• **DO THIS**
Print every line of the records below without changing a single character.
· · ·
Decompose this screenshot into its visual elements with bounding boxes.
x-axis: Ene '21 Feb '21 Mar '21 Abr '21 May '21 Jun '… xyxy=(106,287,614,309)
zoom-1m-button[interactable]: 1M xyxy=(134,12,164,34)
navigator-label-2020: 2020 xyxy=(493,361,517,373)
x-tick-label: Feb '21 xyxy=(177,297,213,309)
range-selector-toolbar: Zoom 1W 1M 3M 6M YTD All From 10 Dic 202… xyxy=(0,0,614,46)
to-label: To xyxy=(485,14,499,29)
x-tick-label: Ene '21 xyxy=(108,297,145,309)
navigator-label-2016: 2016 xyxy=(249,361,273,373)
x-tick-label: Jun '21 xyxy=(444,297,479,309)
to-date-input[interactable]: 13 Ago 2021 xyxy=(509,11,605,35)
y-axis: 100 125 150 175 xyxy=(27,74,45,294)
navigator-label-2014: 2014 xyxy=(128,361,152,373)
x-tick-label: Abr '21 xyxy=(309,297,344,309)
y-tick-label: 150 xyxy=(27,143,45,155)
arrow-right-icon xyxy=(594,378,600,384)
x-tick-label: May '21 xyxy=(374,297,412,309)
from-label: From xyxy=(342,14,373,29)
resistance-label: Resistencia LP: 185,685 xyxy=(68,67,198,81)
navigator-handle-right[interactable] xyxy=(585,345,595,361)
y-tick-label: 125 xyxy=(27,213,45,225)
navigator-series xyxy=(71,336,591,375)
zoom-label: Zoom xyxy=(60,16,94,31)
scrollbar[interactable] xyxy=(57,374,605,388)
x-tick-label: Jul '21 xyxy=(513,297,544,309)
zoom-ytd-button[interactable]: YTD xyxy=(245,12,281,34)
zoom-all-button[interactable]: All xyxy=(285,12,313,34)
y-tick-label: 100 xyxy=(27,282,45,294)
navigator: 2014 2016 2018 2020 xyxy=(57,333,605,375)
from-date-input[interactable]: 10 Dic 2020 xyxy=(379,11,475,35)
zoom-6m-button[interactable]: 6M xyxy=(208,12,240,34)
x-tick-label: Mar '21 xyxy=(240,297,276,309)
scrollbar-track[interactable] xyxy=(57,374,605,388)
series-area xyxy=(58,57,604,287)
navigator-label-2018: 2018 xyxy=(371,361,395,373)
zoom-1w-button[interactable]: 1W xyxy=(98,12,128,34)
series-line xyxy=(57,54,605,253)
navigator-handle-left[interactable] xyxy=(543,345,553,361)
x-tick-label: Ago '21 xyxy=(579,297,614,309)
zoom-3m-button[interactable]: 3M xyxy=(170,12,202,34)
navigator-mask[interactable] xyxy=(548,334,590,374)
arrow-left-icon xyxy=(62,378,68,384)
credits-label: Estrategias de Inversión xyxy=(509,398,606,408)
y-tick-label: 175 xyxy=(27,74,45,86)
· · ·
• **RESULT OF THE EXERCISE**
Decompose this screenshot into its visual elements with bounding boxes.
x-axis: Ene '21 Feb '21 Mar '21 Abr '21 May '21 Jun '… xyxy=(106,287,614,309)
zoom-1m-button[interactable]: 1M xyxy=(134,12,164,34)
navigator-label-2020: 2020 xyxy=(493,361,517,373)
x-tick-label: Feb '21 xyxy=(177,297,213,309)
range-selector-toolbar: Zoom 1W 1M 3M 6M YTD All From 10 Dic 202… xyxy=(0,0,614,46)
to-label: To xyxy=(485,14,499,29)
x-tick-label: Ene '21 xyxy=(108,297,145,309)
navigator-label-2016: 2016 xyxy=(249,361,273,373)
x-tick-label: Jun '21 xyxy=(444,297,479,309)
to-date-input[interactable]: 13 Ago 2021 xyxy=(509,11,605,35)
y-axis: 100 125 150 175 xyxy=(27,74,45,294)
navigator-label-2014: 2014 xyxy=(128,361,152,373)
x-tick-label: Abr '21 xyxy=(309,297,344,309)
y-tick-label: 150 xyxy=(27,143,45,155)
arrow-right-icon xyxy=(594,378,600,384)
x-tick-label: May '21 xyxy=(374,297,412,309)
from-label: From xyxy=(342,14,373,29)
resistance-label: Resistencia LP: 185,685 xyxy=(68,67,198,81)
navigator-handle-right[interactable] xyxy=(585,345,595,361)
y-tick-label: 125 xyxy=(27,213,45,225)
navigator-series xyxy=(71,336,591,375)
zoom-label: Zoom xyxy=(60,16,94,31)
scrollbar[interactable] xyxy=(57,374,605,388)
x-tick-label: Jul '21 xyxy=(513,297,544,309)
zoom-ytd-button[interactable]: YTD xyxy=(245,12,281,34)
zoom-all-button[interactable]: All xyxy=(285,12,313,34)
y-tick-label: 100 xyxy=(27,282,45,294)
navigator: 2014 2016 2018 2020 xyxy=(57,333,605,375)
from-date-input[interactable]: 10 Dic 2020 xyxy=(379,11,475,35)
zoom-6m-button[interactable]: 6M xyxy=(208,12,240,34)
x-tick-label: Mar '21 xyxy=(240,297,276,309)
scrollbar-track[interactable] xyxy=(57,374,605,388)
series-area xyxy=(58,57,604,287)
navigator-label-2018: 2018 xyxy=(371,361,395,373)
zoom-1w-button[interactable]: 1W xyxy=(98,12,128,34)
series-line xyxy=(57,54,605,253)
navigator-handle-left[interactable] xyxy=(543,345,553,361)
x-tick-label: Ago '21 xyxy=(579,297,614,309)
zoom-3m-button[interactable]: 3M xyxy=(170,12,202,34)
navigator-mask[interactable] xyxy=(548,334,590,374)
arrow-left-icon xyxy=(62,378,68,384)
credits-label: Estrategias de Inversión xyxy=(509,398,606,408)
y-tick-label: 175 xyxy=(27,74,45,86)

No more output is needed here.